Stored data
---*---

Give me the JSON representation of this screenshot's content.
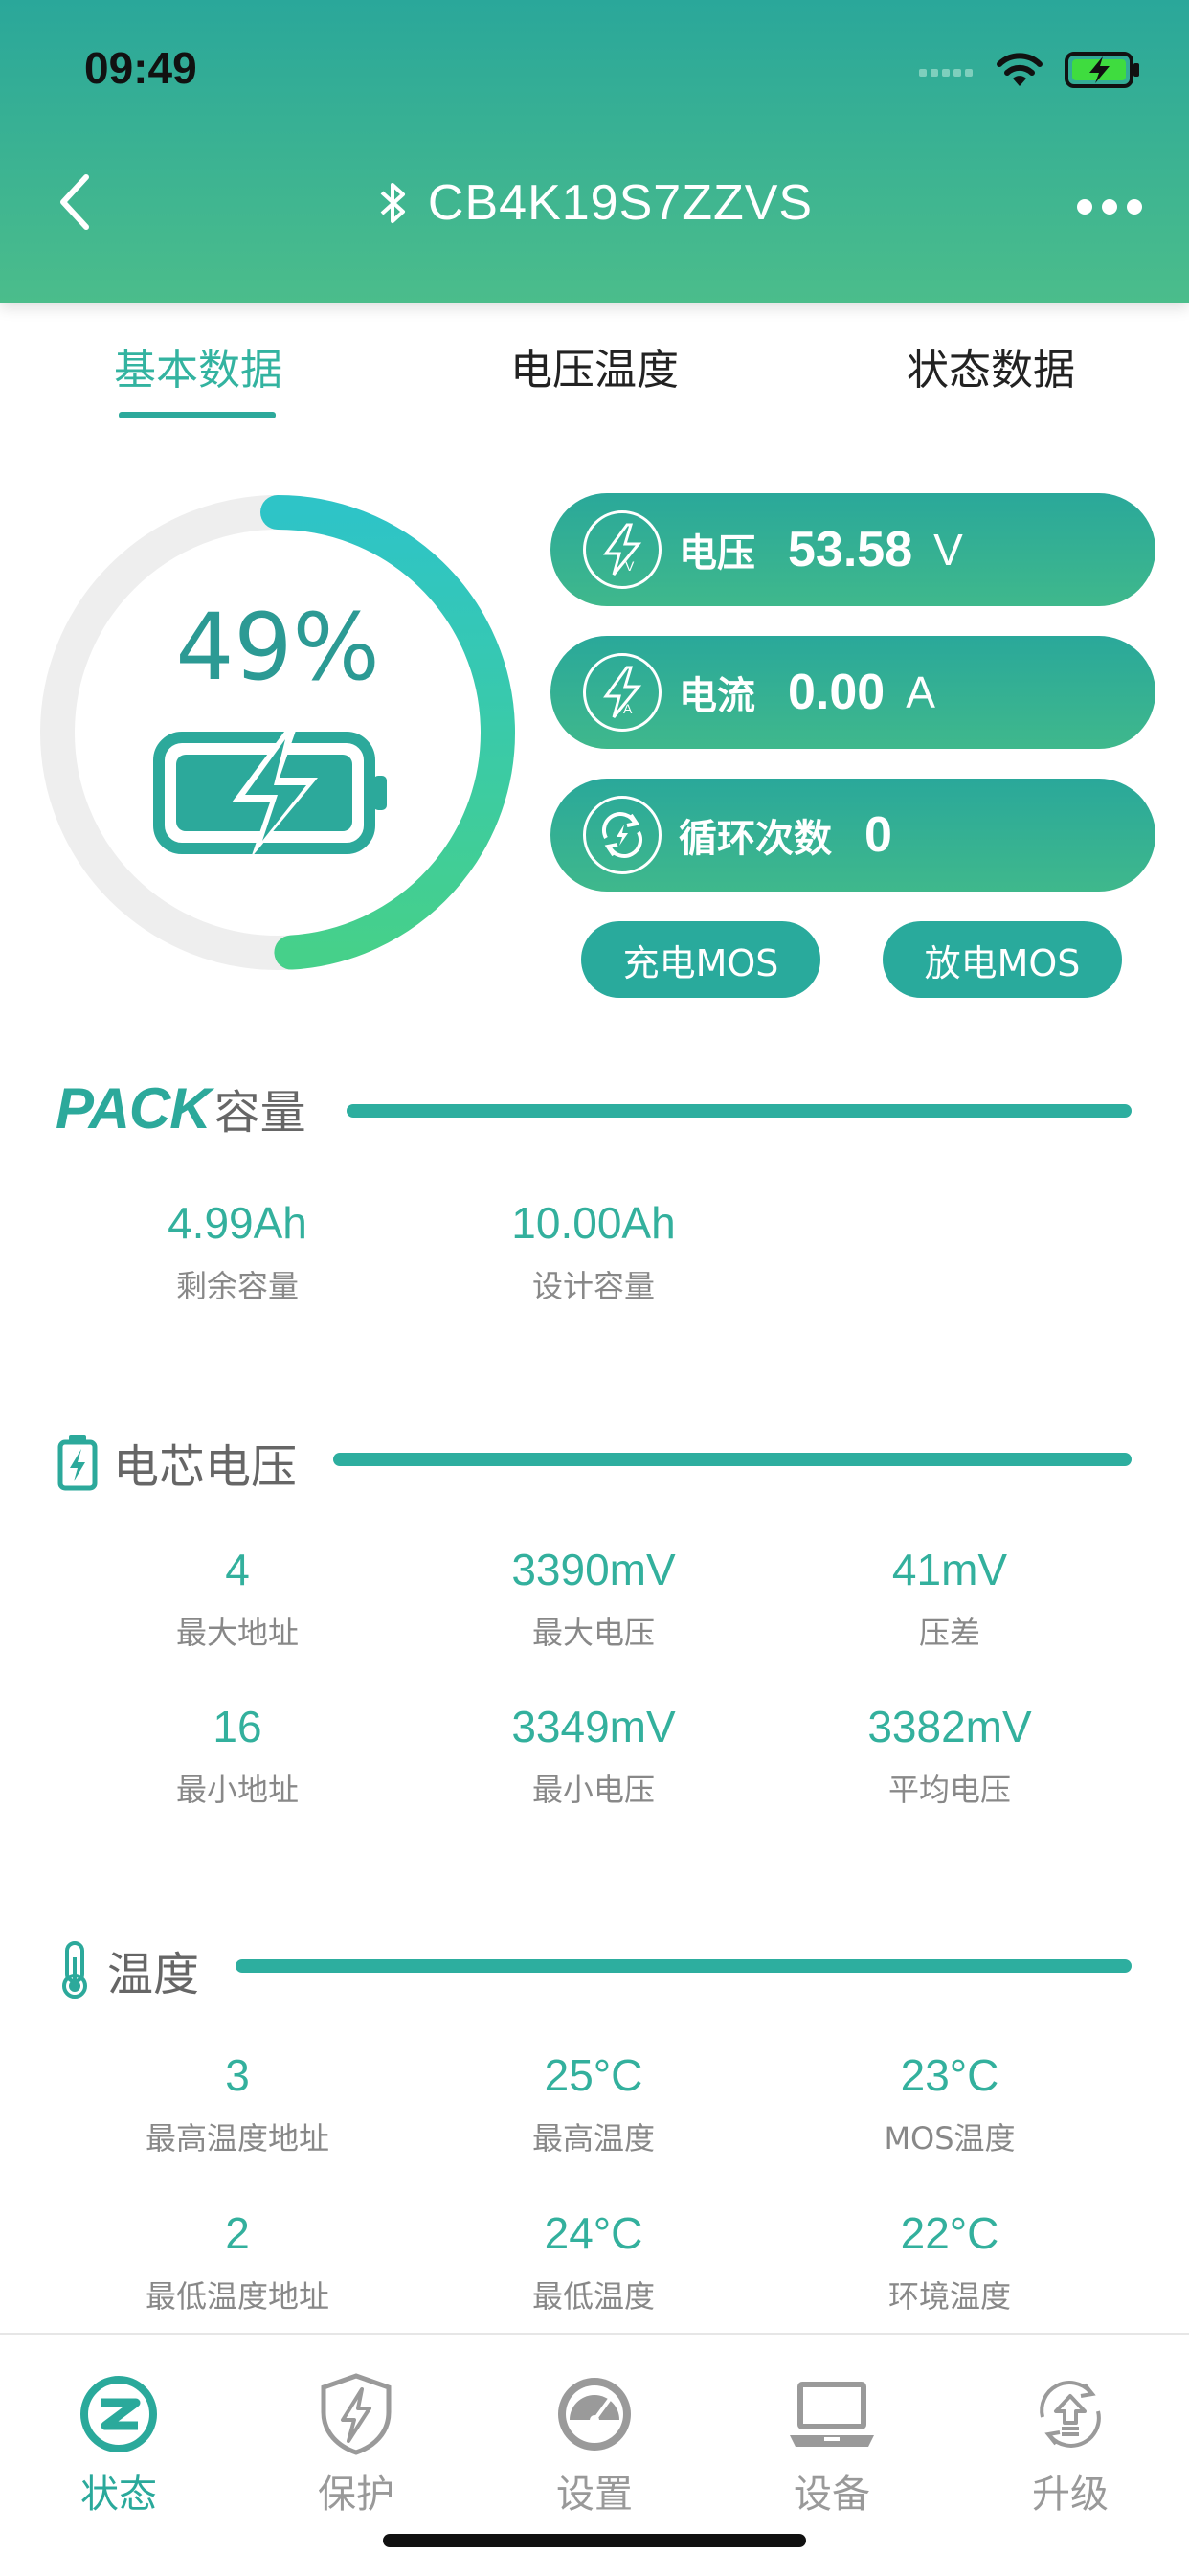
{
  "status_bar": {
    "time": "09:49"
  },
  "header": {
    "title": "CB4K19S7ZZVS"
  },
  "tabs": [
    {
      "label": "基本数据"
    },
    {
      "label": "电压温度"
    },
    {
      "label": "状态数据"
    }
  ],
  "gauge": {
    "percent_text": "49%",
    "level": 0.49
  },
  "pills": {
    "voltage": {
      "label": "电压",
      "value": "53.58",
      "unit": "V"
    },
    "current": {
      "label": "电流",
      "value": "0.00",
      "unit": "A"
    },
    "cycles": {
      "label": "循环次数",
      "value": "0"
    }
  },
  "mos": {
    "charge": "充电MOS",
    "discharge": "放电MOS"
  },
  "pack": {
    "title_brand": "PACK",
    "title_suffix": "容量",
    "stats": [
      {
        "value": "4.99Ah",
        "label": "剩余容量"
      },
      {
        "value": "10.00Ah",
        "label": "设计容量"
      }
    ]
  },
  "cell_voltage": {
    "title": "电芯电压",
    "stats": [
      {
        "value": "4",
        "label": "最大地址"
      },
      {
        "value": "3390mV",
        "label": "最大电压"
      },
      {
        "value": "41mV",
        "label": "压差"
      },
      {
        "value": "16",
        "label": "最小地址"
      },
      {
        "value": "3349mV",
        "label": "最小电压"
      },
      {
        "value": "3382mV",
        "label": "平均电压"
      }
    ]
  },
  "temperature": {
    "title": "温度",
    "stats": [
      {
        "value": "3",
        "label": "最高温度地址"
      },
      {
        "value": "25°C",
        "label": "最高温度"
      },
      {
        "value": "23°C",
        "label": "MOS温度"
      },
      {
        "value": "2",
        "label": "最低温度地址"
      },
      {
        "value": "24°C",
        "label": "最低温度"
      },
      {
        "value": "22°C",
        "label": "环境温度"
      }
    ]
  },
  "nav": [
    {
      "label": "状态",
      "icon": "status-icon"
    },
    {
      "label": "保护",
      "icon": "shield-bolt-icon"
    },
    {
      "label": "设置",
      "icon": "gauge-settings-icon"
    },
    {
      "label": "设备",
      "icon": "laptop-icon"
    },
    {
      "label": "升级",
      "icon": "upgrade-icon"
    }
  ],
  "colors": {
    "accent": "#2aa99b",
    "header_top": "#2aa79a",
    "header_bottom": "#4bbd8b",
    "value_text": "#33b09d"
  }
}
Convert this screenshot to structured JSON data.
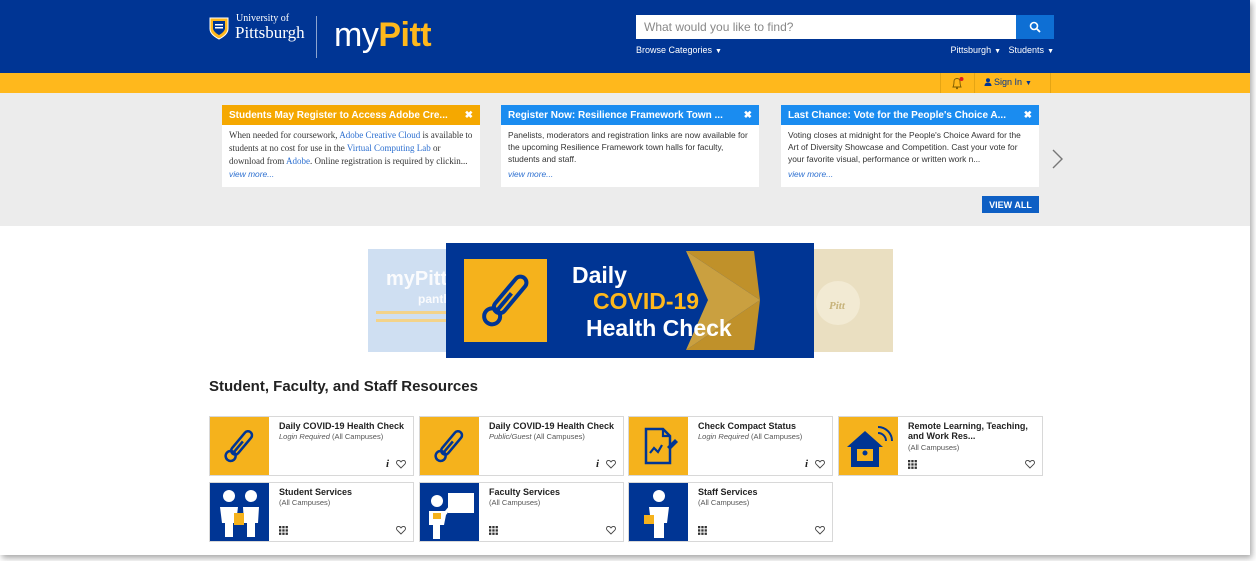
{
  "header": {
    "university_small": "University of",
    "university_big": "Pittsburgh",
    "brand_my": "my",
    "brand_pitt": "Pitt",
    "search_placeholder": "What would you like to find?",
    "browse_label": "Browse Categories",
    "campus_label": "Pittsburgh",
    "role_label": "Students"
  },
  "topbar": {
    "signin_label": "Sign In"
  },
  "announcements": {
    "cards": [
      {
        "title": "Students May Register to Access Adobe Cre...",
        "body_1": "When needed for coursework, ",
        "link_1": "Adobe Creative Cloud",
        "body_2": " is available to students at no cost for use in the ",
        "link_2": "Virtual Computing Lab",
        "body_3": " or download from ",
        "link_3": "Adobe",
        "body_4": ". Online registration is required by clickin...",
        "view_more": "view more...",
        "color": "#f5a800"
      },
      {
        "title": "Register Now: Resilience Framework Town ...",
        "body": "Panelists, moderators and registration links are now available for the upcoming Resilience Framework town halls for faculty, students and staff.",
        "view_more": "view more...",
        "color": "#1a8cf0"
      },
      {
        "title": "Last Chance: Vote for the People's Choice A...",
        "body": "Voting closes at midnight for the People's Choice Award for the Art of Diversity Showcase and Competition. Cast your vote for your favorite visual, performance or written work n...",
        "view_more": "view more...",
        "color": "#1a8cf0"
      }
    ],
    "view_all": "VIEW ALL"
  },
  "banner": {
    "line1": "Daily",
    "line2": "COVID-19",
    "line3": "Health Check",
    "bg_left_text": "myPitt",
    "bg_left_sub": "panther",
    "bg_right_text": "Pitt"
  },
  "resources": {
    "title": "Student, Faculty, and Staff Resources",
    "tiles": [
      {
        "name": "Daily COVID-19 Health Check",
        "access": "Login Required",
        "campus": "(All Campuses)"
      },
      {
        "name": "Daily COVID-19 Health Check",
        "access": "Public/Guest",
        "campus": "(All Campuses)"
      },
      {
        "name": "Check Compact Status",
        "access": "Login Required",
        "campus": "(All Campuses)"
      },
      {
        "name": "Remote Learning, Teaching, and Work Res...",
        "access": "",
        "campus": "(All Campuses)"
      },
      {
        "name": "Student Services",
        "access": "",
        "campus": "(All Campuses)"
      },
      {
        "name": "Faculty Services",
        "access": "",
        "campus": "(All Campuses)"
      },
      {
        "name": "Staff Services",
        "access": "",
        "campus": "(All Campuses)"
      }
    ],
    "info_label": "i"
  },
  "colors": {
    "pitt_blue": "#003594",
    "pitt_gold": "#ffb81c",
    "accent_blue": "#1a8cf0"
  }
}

---*---

**Exercise task:**
In the material above, find each line that contains the word "registration", and select it.

**Output:**
        "body_4": ". Online registration is required by clickin...",
        "body": "Panelists, moderators and registration links are now available for the upcoming Resilience Framework town halls for faculty, students and staff.",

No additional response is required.